_YOUR OBJECTIVE:_ Report every line in the listing that contains the string "рисуют".
● ● ● ●
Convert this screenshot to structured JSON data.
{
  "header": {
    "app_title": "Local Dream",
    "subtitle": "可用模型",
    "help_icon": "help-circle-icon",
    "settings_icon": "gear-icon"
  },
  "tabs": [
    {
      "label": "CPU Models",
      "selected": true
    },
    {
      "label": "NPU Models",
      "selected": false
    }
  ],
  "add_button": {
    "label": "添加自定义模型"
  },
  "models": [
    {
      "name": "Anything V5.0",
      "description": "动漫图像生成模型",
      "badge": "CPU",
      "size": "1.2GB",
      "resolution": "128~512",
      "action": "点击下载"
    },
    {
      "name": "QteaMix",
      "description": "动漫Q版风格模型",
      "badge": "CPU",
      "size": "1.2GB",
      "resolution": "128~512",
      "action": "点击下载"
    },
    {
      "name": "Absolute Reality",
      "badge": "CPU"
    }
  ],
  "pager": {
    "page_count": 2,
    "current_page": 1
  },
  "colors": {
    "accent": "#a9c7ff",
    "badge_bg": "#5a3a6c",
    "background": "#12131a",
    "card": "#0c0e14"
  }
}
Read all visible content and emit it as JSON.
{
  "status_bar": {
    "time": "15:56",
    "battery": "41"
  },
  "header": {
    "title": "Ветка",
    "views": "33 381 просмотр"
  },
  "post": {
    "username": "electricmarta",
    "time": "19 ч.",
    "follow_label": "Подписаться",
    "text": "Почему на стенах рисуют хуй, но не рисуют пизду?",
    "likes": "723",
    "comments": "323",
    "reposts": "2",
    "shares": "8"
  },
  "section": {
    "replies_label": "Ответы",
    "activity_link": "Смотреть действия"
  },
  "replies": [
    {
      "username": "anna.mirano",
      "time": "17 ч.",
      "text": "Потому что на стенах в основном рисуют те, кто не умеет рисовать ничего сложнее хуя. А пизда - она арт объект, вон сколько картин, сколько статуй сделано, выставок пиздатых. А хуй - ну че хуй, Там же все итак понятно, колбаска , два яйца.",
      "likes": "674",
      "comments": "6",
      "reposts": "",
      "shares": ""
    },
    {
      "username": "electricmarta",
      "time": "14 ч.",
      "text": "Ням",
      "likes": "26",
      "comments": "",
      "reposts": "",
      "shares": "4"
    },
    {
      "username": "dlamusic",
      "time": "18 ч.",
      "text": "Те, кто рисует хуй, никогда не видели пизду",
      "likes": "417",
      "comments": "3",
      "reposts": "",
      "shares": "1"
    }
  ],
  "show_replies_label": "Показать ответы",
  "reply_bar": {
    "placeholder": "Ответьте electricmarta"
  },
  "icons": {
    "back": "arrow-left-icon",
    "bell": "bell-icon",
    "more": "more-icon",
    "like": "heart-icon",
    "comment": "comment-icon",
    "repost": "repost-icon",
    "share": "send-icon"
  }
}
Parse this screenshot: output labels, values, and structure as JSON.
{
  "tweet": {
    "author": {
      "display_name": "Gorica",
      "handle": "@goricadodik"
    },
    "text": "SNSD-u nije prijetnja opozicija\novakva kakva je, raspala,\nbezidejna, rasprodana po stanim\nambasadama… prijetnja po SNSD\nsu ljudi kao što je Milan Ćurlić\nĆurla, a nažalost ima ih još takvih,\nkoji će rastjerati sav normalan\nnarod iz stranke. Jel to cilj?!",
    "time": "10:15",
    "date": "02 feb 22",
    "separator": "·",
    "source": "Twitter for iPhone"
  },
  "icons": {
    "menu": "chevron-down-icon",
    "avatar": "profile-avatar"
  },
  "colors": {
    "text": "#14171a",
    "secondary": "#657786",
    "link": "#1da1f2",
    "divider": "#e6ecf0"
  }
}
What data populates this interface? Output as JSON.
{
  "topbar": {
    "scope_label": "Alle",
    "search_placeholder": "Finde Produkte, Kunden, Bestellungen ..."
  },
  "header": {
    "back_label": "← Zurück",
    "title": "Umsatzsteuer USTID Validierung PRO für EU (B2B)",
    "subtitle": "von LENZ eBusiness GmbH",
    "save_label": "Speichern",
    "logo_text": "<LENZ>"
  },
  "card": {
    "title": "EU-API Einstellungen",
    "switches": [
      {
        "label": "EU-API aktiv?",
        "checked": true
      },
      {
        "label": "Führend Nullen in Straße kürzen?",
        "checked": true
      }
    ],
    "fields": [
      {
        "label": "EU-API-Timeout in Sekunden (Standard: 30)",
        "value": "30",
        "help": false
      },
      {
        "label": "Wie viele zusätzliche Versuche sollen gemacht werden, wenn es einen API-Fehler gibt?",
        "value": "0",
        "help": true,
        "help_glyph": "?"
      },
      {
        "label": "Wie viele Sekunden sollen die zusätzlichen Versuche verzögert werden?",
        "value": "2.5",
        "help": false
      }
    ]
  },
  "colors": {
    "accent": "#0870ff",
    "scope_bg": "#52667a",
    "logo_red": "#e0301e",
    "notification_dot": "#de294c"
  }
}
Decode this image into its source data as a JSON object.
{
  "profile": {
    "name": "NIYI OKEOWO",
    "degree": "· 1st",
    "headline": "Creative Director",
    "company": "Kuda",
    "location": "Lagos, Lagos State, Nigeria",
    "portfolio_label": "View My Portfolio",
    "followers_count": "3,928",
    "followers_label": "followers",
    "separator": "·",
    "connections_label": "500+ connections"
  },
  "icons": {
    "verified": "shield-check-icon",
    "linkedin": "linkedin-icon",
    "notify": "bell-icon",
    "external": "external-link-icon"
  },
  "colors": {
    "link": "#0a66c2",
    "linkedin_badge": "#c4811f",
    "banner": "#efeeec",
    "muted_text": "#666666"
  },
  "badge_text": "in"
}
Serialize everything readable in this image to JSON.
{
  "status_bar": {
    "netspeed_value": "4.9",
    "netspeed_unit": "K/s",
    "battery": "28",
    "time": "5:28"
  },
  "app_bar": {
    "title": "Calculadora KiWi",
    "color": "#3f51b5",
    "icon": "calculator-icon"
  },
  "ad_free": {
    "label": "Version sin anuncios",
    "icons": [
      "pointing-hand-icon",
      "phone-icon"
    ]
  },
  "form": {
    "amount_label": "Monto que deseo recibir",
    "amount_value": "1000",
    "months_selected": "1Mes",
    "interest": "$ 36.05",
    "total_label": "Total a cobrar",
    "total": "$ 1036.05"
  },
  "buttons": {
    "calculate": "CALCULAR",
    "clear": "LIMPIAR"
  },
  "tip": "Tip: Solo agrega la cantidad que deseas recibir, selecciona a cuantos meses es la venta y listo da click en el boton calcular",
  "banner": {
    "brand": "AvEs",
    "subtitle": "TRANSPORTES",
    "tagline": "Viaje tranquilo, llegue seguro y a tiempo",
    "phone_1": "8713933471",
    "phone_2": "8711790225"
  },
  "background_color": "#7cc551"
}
● ● ● ●
_TASK RESULT:_
    "text": "Почему на стенах рисуют хуй, но не рисуют пизду?",
      "text": "Потому что на стенах в основном рисуют те, кто не умеет рисовать ничего сложнее хуя. А пизда - она арт объект, вон сколько картин, сколько статуй сделано, выставок пиздатых. А хуй - ну че хуй, Там же все итак понятно, колбаска , два яйца.",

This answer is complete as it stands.